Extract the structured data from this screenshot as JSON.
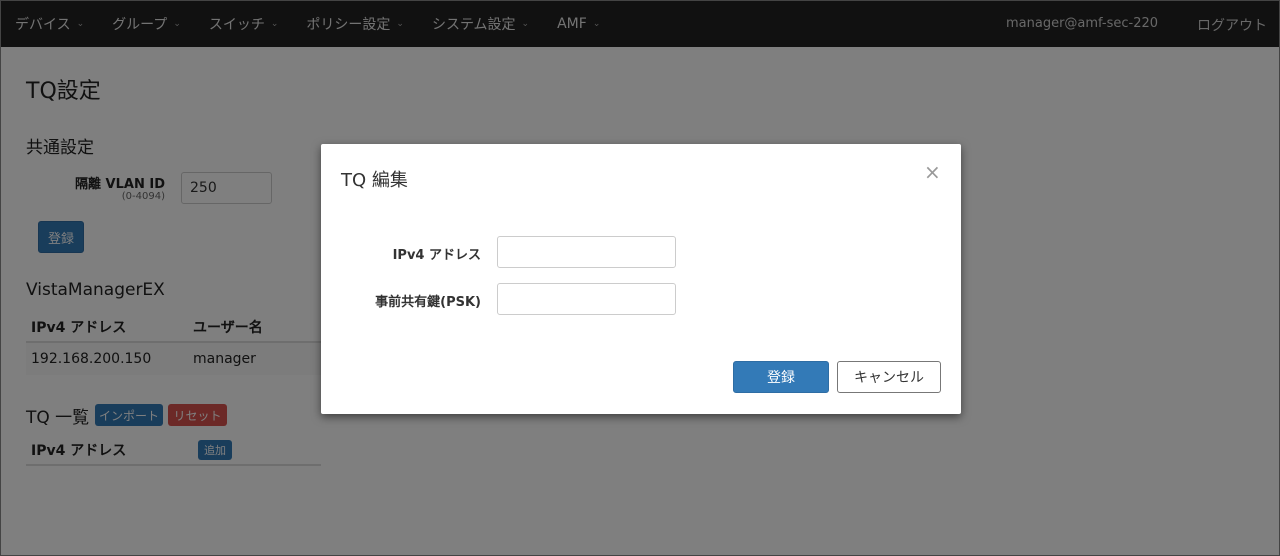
{
  "navbar": {
    "items": [
      {
        "label": "デバイス"
      },
      {
        "label": "グループ"
      },
      {
        "label": "スイッチ"
      },
      {
        "label": "ポリシー設定"
      },
      {
        "label": "システム設定"
      },
      {
        "label": "AMF"
      }
    ],
    "user": "manager@amf-sec-220",
    "logout": "ログアウト"
  },
  "page": {
    "title": "TQ設定",
    "common": {
      "heading": "共通設定",
      "vlan_label": "隔離 VLAN ID",
      "vlan_range": "(0-4094)",
      "vlan_value": "250",
      "register_label": "登録"
    },
    "vista": {
      "heading": "VistaManagerEX",
      "columns": [
        "IPv4 アドレス",
        "ユーザー名"
      ],
      "rows": [
        [
          "192.168.200.150",
          "manager"
        ]
      ]
    },
    "tq": {
      "heading": "TQ 一覧",
      "import_label": "インポート",
      "reset_label": "リセット",
      "column": "IPv4 アドレス",
      "add_label": "追加"
    }
  },
  "modal": {
    "title": "TQ 編集",
    "close": "×",
    "ipv4_label": "IPv4 アドレス",
    "ipv4_value": "",
    "psk_label": "事前共有鍵(PSK)",
    "psk_value": "",
    "register_label": "登録",
    "cancel_label": "キャンセル"
  }
}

■ ■ ■ ■

CHALLENGE
Which lines contain "アドレス"? Show each of them.

SOLUTION FOR THIS TASK
        "IPv4 アドレス",
      "column": "IPv4 アドレス",
    "ipv4_label": "IPv4 アドレス",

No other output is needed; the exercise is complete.